**WRITTEN REQUEST**
In your copy, include every line of the listing below exactly but none of the pictures.

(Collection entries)
>>>
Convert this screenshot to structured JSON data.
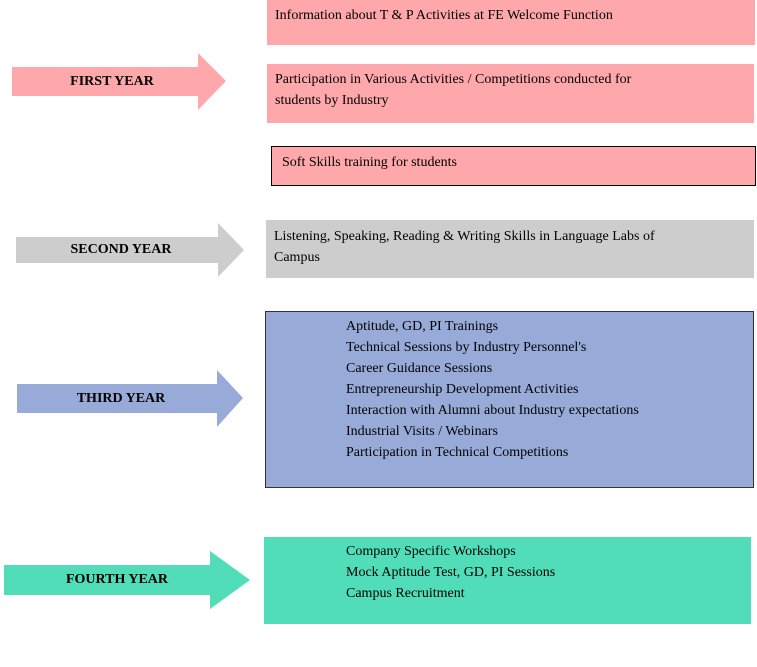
{
  "colors": {
    "first_year": "#ffa8ab",
    "second_year": "#cdcdcd",
    "third_year": "#98abd8",
    "fourth_year": "#50ddb7"
  },
  "years": {
    "first": "FIRST YEAR",
    "second": "SECOND YEAR",
    "third": "THIRD YEAR",
    "fourth": "FOURTH YEAR"
  },
  "first_year": {
    "box1": "Information about T & P Activities at FE Welcome Function",
    "box2_line1": "Participation in Various Activities / Competitions conducted for",
    "box2_line2": "students by Industry",
    "box3": "Soft Skills training for students"
  },
  "second_year": {
    "line1": "Listening, Speaking, Reading & Writing Skills in Language Labs of",
    "line2": "Campus"
  },
  "third_year": {
    "items": [
      "Aptitude, GD, PI Trainings",
      "Technical Sessions by Industry Personnel's",
      "Career Guidance Sessions",
      "Entrepreneurship Development Activities",
      "Interaction with Alumni about Industry expectations",
      "Industrial Visits / Webinars",
      "Participation in Technical Competitions"
    ]
  },
  "fourth_year": {
    "items": [
      "Company Specific Workshops",
      "Mock Aptitude Test, GD, PI Sessions",
      "Campus Recruitment"
    ]
  }
}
<<<
**TASK SOLUTION**
Convert this screenshot to structured JSON data.
{
  "colors": {
    "first_year": "#ffa8ab",
    "second_year": "#cdcdcd",
    "third_year": "#98abd8",
    "fourth_year": "#50ddb7"
  },
  "years": {
    "first": "FIRST YEAR",
    "second": "SECOND YEAR",
    "third": "THIRD YEAR",
    "fourth": "FOURTH YEAR"
  },
  "first_year": {
    "box1": "Information about T & P Activities at FE Welcome Function",
    "box2_line1": "Participation in Various Activities / Competitions conducted for",
    "box2_line2": "students by Industry",
    "box3": "Soft Skills training for students"
  },
  "second_year": {
    "line1": "Listening, Speaking, Reading & Writing Skills in Language Labs of",
    "line2": "Campus"
  },
  "third_year": {
    "items": [
      "Aptitude, GD, PI Trainings",
      "Technical Sessions by Industry Personnel's",
      "Career Guidance Sessions",
      "Entrepreneurship Development Activities",
      "Interaction with Alumni about Industry expectations",
      "Industrial Visits / Webinars",
      "Participation in Technical Competitions"
    ]
  },
  "fourth_year": {
    "items": [
      "Company Specific Workshops",
      "Mock Aptitude Test, GD, PI Sessions",
      "Campus Recruitment"
    ]
  }
}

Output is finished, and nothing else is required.